▶ _WORK TO BE COMPLETED_
In the entries below, find the lines that contain the word "incassokosten" and copy them.

▶ _SOURCE DATA_
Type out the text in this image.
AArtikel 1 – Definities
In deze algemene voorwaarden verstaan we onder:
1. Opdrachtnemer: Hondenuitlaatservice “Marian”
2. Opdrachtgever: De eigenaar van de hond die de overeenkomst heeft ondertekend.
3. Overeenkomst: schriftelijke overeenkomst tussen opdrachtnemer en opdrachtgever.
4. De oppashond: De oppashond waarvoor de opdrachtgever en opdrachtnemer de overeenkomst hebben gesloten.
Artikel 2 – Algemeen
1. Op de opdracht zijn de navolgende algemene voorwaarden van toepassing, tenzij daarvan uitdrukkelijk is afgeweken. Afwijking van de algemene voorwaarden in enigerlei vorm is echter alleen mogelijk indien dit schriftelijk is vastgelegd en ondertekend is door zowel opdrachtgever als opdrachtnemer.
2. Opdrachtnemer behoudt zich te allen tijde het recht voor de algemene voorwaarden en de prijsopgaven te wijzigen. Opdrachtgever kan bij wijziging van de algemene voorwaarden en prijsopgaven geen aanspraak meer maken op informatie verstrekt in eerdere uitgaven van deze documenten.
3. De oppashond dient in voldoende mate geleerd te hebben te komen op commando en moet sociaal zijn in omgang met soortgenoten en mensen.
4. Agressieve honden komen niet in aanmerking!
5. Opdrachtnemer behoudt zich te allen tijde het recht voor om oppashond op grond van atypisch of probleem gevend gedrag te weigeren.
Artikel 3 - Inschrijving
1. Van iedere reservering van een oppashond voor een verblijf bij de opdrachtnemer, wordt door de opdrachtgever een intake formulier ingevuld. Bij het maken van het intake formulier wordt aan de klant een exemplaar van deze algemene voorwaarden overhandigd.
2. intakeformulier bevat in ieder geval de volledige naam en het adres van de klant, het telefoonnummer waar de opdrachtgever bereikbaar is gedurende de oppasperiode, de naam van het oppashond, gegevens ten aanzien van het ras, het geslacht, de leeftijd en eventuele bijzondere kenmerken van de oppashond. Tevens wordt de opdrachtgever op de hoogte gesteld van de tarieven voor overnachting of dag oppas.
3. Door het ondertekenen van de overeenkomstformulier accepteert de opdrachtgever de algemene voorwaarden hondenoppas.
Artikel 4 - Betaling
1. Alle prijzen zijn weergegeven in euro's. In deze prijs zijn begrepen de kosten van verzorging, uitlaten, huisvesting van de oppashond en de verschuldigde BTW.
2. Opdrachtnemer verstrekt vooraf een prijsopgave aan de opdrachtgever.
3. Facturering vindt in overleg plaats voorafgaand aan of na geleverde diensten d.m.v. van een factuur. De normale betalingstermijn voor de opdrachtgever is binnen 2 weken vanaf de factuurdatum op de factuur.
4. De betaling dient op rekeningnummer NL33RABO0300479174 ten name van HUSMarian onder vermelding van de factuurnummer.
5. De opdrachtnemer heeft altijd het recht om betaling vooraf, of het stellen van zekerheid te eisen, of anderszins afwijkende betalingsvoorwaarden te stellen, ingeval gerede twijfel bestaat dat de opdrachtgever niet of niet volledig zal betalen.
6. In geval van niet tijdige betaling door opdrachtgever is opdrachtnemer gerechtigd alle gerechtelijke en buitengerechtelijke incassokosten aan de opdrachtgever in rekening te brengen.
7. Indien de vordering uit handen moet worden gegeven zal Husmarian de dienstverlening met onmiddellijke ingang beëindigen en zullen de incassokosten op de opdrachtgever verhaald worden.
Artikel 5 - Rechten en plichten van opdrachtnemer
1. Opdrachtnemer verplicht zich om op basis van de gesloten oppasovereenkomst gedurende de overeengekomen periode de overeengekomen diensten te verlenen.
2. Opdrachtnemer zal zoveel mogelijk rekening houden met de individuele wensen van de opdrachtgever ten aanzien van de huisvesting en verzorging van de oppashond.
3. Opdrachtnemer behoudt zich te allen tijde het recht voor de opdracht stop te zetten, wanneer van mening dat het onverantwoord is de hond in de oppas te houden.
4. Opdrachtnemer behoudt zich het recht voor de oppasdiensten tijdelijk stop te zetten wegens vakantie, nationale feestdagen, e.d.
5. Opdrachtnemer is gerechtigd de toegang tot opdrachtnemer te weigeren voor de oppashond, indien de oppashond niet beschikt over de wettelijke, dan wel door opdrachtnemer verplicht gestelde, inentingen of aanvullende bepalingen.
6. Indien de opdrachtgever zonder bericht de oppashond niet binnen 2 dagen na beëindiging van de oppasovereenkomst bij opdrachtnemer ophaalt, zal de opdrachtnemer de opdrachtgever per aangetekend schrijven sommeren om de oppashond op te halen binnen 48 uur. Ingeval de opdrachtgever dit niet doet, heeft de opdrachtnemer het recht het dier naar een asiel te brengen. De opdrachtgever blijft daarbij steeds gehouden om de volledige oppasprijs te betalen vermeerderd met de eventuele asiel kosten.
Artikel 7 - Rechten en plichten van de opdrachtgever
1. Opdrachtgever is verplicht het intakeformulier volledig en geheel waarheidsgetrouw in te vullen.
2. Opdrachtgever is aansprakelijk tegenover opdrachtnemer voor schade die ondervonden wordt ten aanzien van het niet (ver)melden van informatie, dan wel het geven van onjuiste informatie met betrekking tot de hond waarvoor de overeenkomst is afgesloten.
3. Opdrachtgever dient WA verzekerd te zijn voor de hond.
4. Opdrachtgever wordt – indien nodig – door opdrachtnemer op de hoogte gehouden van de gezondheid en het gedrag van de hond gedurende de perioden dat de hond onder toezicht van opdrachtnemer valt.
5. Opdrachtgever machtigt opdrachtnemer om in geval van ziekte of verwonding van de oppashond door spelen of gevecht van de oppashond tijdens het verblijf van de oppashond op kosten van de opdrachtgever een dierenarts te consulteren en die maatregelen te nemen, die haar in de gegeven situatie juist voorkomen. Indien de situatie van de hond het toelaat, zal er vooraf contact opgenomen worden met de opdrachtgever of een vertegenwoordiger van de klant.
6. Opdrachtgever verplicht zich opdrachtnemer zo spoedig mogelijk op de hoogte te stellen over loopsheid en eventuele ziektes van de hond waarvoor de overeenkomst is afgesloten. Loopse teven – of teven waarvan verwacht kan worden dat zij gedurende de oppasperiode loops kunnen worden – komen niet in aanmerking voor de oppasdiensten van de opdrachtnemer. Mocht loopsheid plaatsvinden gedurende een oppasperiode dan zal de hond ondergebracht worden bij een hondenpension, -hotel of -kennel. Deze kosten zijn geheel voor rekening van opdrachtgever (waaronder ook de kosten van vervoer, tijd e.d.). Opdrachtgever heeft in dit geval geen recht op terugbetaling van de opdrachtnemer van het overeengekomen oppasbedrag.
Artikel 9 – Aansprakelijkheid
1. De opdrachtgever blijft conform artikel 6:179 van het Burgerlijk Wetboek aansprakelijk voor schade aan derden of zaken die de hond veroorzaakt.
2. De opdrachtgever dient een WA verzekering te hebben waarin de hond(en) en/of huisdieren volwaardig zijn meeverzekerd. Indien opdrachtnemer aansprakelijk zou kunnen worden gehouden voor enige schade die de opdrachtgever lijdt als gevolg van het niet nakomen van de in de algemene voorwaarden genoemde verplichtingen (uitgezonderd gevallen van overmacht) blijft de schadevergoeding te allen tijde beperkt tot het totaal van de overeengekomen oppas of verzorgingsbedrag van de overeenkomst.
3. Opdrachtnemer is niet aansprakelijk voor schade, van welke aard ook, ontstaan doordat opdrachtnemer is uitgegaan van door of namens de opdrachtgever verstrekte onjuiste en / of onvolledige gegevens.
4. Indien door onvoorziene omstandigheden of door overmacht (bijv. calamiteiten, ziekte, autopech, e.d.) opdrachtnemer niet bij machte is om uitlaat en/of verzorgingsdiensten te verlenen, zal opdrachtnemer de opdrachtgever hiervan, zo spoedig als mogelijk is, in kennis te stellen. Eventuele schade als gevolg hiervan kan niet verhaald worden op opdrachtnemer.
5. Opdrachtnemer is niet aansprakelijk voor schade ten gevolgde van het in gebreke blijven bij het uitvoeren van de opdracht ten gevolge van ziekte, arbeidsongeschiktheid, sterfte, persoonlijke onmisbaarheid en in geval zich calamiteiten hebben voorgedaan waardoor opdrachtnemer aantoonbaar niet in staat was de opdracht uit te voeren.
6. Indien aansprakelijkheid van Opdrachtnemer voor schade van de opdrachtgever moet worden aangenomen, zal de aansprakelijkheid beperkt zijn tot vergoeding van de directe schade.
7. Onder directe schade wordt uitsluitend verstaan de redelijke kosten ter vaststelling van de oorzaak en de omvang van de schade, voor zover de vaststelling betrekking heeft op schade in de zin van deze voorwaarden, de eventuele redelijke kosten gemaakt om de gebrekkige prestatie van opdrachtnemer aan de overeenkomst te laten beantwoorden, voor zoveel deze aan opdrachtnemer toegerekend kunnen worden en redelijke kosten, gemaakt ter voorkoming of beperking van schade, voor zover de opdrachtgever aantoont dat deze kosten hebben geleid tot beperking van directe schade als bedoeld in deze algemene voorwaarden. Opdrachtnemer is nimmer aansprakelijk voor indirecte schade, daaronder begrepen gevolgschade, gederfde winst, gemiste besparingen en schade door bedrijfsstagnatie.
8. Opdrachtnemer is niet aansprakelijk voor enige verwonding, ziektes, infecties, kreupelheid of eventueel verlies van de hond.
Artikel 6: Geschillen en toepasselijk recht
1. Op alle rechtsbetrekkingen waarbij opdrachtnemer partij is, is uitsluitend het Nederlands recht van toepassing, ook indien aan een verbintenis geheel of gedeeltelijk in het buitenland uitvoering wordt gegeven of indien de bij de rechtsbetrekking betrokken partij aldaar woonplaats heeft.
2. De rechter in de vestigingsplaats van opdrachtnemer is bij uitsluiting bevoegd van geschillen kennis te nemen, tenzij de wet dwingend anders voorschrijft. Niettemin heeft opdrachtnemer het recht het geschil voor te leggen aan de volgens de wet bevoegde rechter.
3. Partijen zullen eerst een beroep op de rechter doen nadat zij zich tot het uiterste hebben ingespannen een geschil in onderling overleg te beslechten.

▶ _TASK RESPONSE_
6. In geval van niet tijdige betaling door opdrachtgever is opdrachtnemer gerechtigd alle gerechtelijke en buitengerechtelijke incassokosten aan de opdrachtgever in rekening te brengen.
7. Indien de vordering uit handen moet worden gegeven zal Husmarian de dienstverlening met onmiddellijke ingang beëindigen en zullen de incassokosten op de opdrachtgever verhaald worden.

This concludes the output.